[Dataset records]
□ □ □ □ □ □ □
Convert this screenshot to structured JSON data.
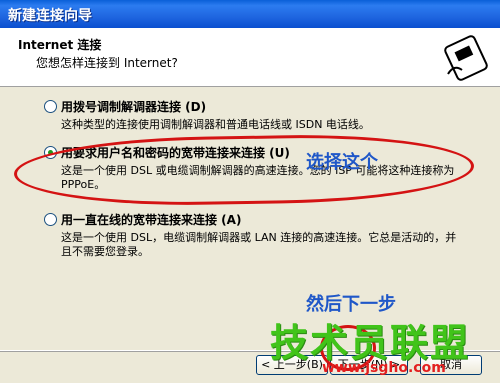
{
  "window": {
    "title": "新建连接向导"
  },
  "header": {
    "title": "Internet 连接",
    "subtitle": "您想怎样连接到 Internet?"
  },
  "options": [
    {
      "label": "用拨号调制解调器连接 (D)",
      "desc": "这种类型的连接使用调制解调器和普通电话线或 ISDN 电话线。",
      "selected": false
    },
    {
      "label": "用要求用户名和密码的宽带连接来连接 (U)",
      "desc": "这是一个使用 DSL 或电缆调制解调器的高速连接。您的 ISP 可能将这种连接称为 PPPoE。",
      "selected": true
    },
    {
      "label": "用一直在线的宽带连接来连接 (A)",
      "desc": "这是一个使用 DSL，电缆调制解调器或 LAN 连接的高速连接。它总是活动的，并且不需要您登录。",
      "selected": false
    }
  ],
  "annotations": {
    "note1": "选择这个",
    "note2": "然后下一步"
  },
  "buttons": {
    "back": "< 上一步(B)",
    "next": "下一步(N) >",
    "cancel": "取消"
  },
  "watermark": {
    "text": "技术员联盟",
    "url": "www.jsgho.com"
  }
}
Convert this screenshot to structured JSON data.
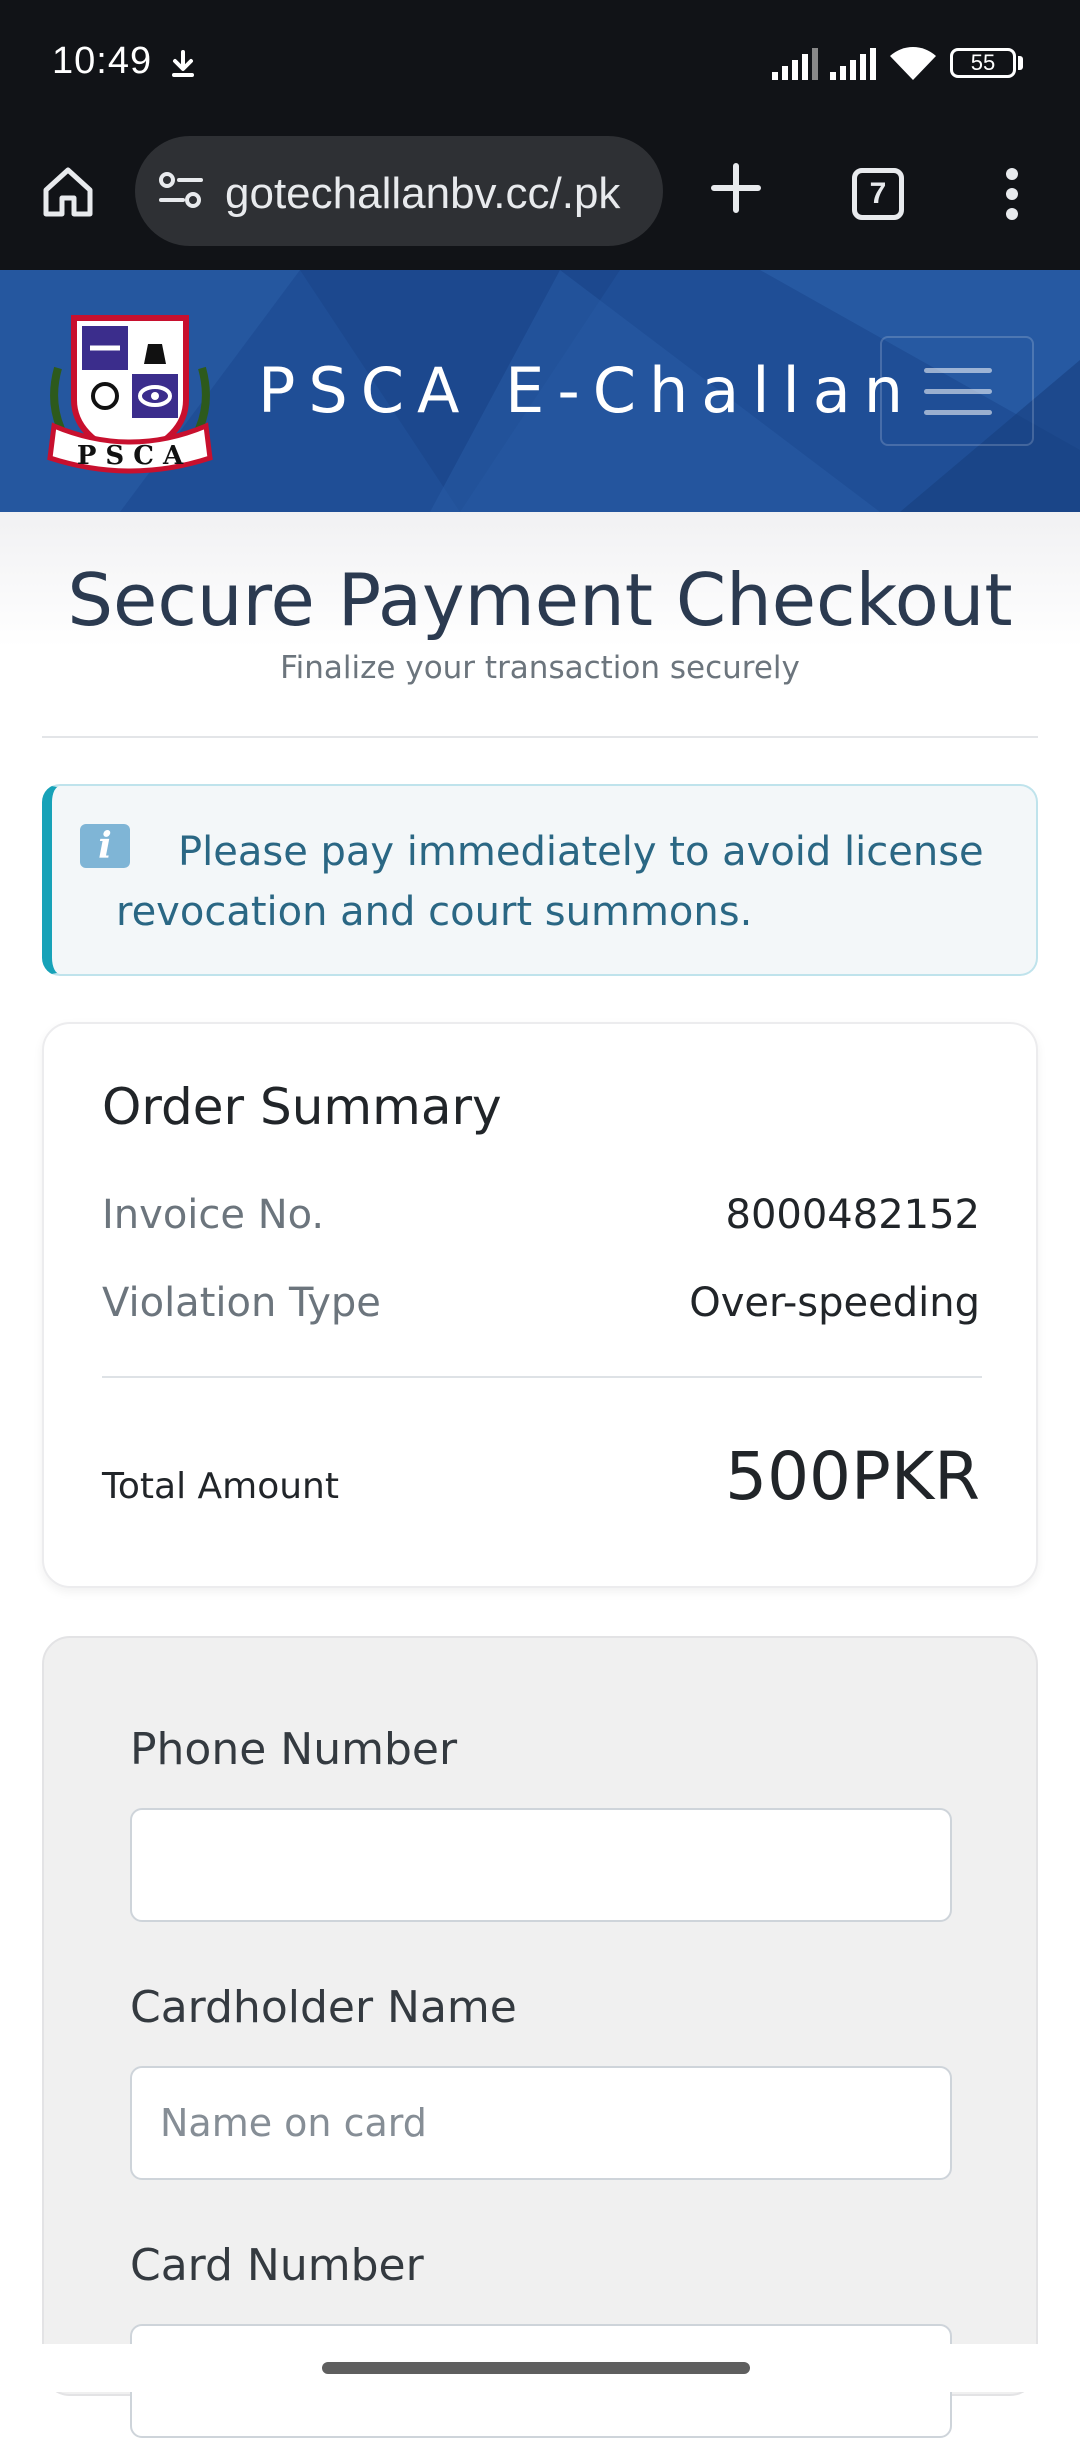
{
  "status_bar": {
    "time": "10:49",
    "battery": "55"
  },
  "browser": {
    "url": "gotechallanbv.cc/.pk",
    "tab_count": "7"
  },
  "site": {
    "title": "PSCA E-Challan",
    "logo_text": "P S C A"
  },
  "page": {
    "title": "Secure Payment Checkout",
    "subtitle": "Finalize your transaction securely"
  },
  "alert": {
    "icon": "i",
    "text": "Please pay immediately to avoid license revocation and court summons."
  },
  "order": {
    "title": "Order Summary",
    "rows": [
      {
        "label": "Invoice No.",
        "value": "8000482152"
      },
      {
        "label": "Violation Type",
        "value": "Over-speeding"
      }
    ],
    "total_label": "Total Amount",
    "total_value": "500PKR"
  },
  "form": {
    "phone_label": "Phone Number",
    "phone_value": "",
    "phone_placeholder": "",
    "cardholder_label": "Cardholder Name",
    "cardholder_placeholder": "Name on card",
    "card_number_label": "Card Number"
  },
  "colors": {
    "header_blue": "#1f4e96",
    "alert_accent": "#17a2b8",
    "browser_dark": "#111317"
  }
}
□ □ □ □ □ □ □
TASK TO CARRY OUT
Leave out the pictures and reproduce the rest of the listing exactly.

THE ANSWER
Convert this screenshot to structured JSON data.
{
  "window": {
    "title": "新建连接向导"
  },
  "header": {
    "title": "Internet 连接",
    "subtitle": "您想怎样连接到 Internet?"
  },
  "options": [
    {
      "label": "用拨号调制解调器连接 (D)",
      "desc": "这种类型的连接使用调制解调器和普通电话线或 ISDN 电话线。",
      "selected": false
    },
    {
      "label": "用要求用户名和密码的宽带连接来连接 (U)",
      "desc": "这是一个使用 DSL 或电缆调制解调器的高速连接。您的 ISP 可能将这种连接称为 PPPoE。",
      "selected": true
    },
    {
      "label": "用一直在线的宽带连接来连接 (A)",
      "desc": "这是一个使用 DSL，电缆调制解调器或 LAN 连接的高速连接。它总是活动的，并且不需要您登录。",
      "selected": false
    }
  ],
  "annotations": {
    "note1": "选择这个",
    "note2": "然后下一步"
  },
  "buttons": {
    "back": "< 上一步(B)",
    "next": "下一步(N) >",
    "cancel": "取消"
  },
  "watermark": {
    "text": "技术员联盟",
    "url": "www.jsgho.com"
  }
}
Convert this screenshot to structured JSON data.
{
  "status_bar": {
    "time": "10:49",
    "battery": "55"
  },
  "browser": {
    "url": "gotechallanbv.cc/.pk",
    "tab_count": "7"
  },
  "site": {
    "title": "PSCA E-Challan",
    "logo_text": "P S C A"
  },
  "page": {
    "title": "Secure Payment Checkout",
    "subtitle": "Finalize your transaction securely"
  },
  "alert": {
    "icon": "i",
    "text": "Please pay immediately to avoid license revocation and court summons."
  },
  "order": {
    "title": "Order Summary",
    "rows": [
      {
        "label": "Invoice No.",
        "value": "8000482152"
      },
      {
        "label": "Violation Type",
        "value": "Over-speeding"
      }
    ],
    "total_label": "Total Amount",
    "total_value": "500PKR"
  },
  "form": {
    "phone_label": "Phone Number",
    "phone_value": "",
    "phone_placeholder": "",
    "cardholder_label": "Cardholder Name",
    "cardholder_placeholder": "Name on card",
    "card_number_label": "Card Number"
  },
  "colors": {
    "header_blue": "#1f4e96",
    "alert_accent": "#17a2b8",
    "browser_dark": "#111317"
  }
}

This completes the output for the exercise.